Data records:
::::

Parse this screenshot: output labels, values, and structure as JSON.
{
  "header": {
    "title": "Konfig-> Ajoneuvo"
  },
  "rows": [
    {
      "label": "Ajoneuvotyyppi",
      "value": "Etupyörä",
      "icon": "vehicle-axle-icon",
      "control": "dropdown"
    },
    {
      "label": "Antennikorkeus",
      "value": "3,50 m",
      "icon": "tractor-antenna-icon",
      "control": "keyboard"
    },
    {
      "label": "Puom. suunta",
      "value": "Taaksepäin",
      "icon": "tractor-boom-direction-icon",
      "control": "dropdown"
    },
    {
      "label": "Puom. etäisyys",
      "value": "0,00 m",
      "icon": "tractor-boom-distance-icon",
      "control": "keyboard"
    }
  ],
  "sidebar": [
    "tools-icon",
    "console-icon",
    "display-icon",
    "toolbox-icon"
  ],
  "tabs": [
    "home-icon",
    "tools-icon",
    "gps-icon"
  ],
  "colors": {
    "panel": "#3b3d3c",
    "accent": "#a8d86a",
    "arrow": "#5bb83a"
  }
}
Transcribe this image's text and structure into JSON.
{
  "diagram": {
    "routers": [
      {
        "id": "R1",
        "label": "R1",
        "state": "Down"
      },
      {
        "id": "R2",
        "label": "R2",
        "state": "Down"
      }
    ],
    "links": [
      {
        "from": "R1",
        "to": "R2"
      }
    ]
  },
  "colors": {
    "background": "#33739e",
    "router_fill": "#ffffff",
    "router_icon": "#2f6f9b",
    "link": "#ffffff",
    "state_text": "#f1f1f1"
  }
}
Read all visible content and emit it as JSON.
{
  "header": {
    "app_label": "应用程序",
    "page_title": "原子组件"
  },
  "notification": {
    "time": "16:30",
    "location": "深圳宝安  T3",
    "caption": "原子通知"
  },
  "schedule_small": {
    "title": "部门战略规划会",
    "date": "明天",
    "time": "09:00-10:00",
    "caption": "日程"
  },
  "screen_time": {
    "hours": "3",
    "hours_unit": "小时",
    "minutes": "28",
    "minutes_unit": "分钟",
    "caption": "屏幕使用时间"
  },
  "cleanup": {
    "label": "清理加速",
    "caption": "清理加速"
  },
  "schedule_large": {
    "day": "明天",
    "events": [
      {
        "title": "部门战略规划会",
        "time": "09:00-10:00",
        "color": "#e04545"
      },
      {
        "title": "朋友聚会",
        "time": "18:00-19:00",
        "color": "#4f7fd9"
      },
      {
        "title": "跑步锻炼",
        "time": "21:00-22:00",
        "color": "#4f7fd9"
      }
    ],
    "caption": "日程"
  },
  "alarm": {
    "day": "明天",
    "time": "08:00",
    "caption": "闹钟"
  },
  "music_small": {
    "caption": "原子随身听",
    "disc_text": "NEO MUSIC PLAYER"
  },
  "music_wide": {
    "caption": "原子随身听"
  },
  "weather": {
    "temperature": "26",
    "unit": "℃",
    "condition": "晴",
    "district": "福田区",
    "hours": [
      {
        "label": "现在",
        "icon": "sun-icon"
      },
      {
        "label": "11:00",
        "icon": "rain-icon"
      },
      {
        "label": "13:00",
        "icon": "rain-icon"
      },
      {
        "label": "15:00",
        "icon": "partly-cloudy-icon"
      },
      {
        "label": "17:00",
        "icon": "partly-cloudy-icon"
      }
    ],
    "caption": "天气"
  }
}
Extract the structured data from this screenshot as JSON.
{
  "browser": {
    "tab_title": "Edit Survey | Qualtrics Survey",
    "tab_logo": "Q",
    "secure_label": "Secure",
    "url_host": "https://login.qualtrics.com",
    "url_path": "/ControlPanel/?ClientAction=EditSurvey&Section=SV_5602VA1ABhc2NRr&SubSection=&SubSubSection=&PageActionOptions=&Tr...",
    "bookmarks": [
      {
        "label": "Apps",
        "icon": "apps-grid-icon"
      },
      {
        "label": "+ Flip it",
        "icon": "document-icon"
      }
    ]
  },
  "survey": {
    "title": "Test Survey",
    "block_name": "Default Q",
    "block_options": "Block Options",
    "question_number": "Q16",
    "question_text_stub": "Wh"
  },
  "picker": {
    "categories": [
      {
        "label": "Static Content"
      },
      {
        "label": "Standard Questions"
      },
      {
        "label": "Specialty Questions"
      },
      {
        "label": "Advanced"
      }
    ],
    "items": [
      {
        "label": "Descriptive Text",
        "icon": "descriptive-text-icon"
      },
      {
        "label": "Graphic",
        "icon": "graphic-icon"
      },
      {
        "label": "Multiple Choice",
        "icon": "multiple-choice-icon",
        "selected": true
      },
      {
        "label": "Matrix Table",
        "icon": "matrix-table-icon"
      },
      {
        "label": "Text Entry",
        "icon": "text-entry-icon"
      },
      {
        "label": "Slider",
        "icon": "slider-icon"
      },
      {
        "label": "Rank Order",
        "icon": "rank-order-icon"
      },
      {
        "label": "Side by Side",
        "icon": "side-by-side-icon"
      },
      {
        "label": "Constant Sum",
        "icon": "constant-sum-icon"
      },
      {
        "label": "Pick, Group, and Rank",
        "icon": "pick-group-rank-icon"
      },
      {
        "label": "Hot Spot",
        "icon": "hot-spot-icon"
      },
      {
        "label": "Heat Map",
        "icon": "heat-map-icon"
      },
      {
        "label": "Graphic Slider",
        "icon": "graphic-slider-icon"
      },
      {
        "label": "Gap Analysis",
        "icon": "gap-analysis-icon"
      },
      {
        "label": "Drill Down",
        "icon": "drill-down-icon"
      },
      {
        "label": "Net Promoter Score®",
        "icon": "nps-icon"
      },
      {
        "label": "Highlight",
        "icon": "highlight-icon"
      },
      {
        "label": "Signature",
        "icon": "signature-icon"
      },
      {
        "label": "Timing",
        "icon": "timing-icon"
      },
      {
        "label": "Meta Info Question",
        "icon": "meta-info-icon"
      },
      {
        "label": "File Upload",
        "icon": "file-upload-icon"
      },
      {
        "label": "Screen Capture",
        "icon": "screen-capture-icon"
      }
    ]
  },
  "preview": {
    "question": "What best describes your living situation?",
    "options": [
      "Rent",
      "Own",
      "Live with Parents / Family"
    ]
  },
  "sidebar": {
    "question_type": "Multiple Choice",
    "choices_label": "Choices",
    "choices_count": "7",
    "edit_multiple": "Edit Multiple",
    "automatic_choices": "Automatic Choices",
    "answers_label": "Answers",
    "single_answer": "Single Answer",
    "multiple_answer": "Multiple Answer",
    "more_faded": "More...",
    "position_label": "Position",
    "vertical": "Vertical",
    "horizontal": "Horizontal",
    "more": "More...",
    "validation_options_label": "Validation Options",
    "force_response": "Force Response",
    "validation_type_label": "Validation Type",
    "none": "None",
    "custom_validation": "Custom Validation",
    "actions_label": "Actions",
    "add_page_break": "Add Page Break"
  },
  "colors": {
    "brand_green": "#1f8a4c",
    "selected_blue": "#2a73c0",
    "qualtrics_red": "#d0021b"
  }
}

::::

_GOAL_. Copy every line of the material in which the word "from" occurs.

_EXERCISE RESULT_.
        "from": "R1",
Extract the structured data from this screenshot as JSON.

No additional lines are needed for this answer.